- Task goal
Count how many lines mention the word "items". Write that number alone.
+ + + + + + +
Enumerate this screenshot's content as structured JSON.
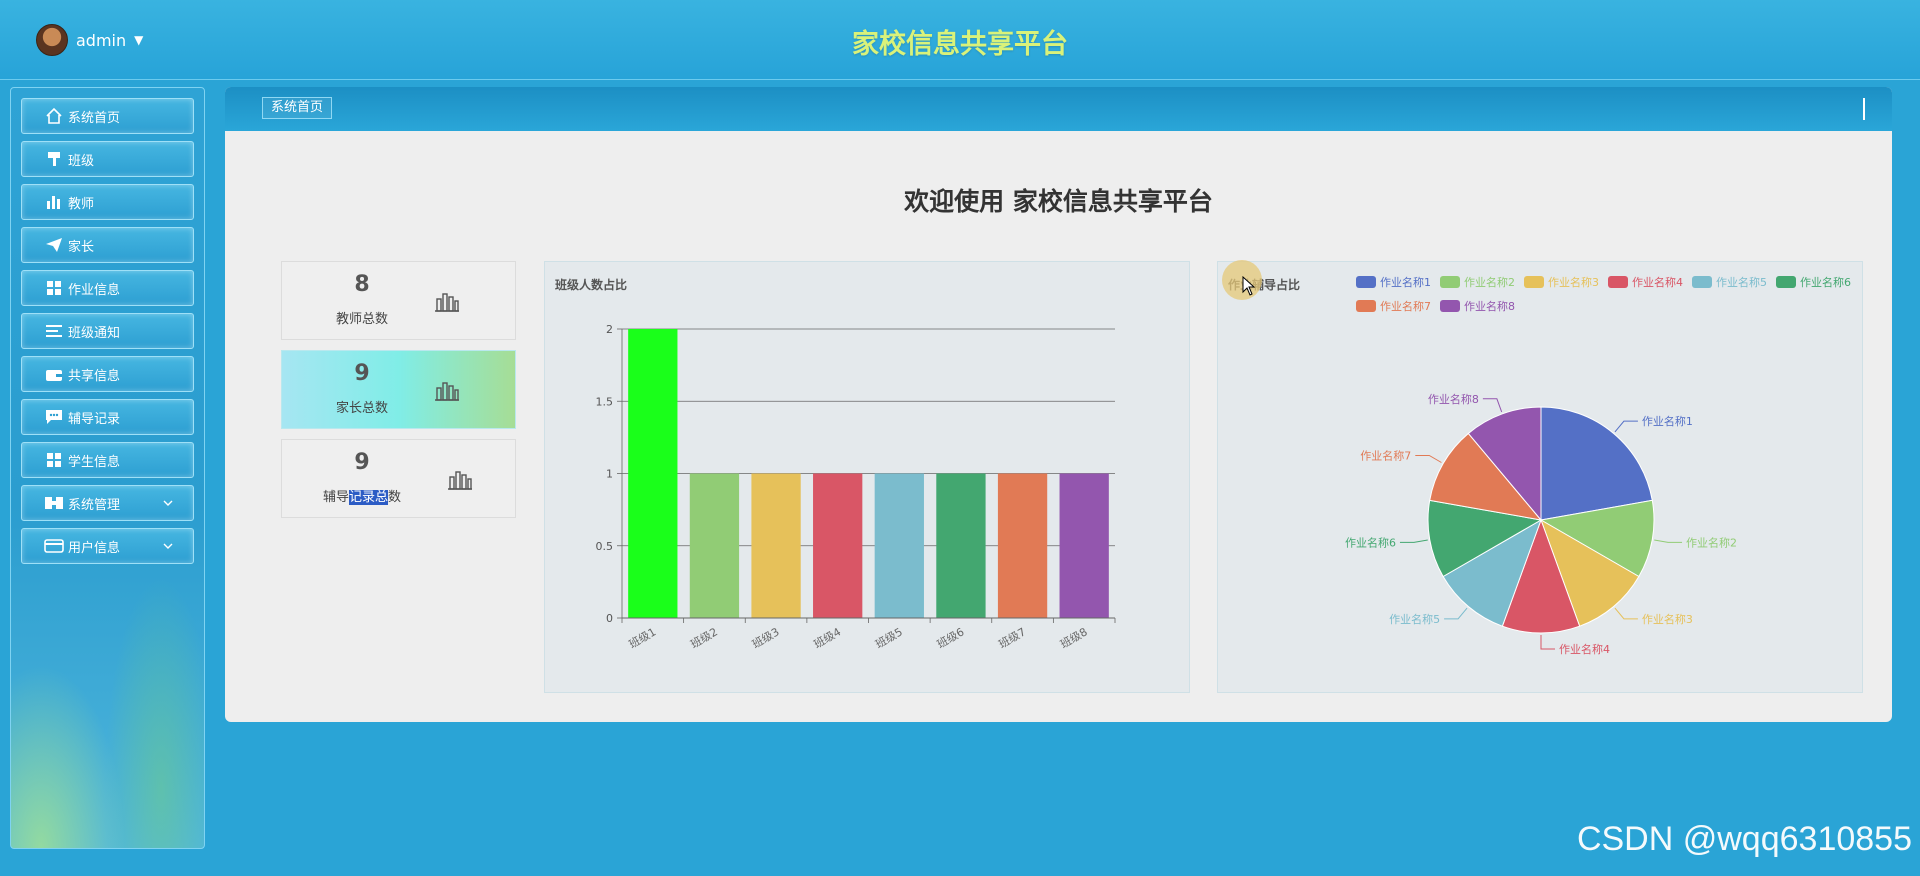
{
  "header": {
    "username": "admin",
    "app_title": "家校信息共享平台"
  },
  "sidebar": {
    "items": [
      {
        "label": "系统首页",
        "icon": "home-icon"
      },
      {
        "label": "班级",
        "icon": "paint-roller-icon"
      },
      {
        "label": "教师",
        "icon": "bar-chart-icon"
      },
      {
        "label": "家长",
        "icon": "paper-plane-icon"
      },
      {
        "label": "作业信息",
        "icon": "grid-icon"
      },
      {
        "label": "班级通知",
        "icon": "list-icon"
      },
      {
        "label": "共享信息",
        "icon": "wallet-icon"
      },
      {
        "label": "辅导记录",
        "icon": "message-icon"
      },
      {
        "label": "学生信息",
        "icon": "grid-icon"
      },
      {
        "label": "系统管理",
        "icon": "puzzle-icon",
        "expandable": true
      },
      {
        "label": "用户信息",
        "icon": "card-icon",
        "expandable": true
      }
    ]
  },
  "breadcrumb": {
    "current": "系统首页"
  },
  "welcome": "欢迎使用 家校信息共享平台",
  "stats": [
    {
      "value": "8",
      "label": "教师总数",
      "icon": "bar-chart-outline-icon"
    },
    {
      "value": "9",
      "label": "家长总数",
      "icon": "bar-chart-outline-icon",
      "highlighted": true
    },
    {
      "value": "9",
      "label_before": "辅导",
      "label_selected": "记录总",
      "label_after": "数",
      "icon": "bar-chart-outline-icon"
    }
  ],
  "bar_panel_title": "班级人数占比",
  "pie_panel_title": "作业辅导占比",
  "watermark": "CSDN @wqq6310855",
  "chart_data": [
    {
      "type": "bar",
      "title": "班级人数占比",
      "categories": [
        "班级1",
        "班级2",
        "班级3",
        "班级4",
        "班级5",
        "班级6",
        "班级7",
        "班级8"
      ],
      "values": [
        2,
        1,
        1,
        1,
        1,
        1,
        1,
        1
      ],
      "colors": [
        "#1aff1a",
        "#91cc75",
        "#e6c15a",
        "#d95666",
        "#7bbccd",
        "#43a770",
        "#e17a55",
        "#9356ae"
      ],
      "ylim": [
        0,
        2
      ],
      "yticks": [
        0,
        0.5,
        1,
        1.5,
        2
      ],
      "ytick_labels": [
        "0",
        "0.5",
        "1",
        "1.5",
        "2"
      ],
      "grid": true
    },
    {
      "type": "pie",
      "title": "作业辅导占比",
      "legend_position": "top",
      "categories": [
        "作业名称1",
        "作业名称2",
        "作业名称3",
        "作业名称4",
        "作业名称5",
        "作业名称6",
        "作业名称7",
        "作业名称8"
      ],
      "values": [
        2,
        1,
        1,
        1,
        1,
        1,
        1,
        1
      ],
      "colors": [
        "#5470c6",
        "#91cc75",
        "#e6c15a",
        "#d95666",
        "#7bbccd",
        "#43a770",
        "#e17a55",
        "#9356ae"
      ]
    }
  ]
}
+ + + + + + +
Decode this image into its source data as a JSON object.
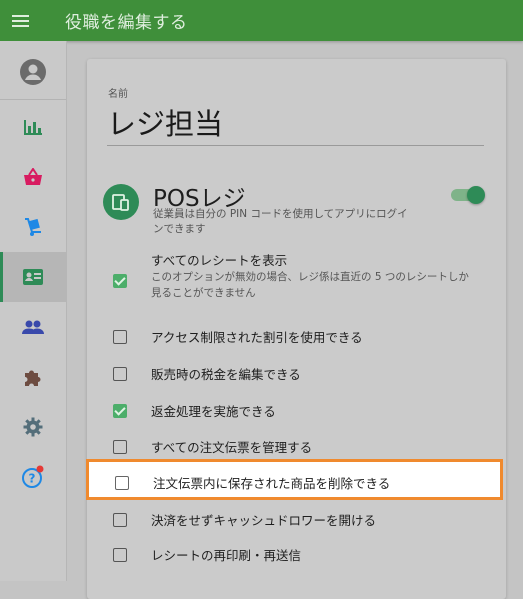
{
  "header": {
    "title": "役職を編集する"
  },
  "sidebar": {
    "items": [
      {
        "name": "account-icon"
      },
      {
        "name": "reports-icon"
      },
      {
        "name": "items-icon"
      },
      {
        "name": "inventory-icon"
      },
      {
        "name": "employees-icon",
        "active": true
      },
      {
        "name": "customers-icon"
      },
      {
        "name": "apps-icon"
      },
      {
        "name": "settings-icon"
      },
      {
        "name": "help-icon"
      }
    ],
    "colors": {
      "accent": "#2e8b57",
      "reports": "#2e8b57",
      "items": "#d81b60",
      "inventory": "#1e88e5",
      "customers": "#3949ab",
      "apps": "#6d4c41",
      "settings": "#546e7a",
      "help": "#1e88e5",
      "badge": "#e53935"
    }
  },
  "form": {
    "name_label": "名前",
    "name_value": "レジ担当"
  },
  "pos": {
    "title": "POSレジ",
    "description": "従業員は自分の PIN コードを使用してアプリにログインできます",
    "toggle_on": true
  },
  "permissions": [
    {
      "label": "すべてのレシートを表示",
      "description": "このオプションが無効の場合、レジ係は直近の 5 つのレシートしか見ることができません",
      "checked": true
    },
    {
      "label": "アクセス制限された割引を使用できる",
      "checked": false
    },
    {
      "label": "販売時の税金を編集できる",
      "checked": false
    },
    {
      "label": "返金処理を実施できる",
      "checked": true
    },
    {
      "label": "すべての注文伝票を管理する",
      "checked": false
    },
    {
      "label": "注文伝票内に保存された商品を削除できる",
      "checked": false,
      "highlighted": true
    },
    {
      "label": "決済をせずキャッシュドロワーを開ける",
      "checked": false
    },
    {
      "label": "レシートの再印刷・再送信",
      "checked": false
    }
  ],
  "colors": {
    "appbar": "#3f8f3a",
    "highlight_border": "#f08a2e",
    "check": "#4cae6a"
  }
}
+ + + + + + +
- Result for this task
4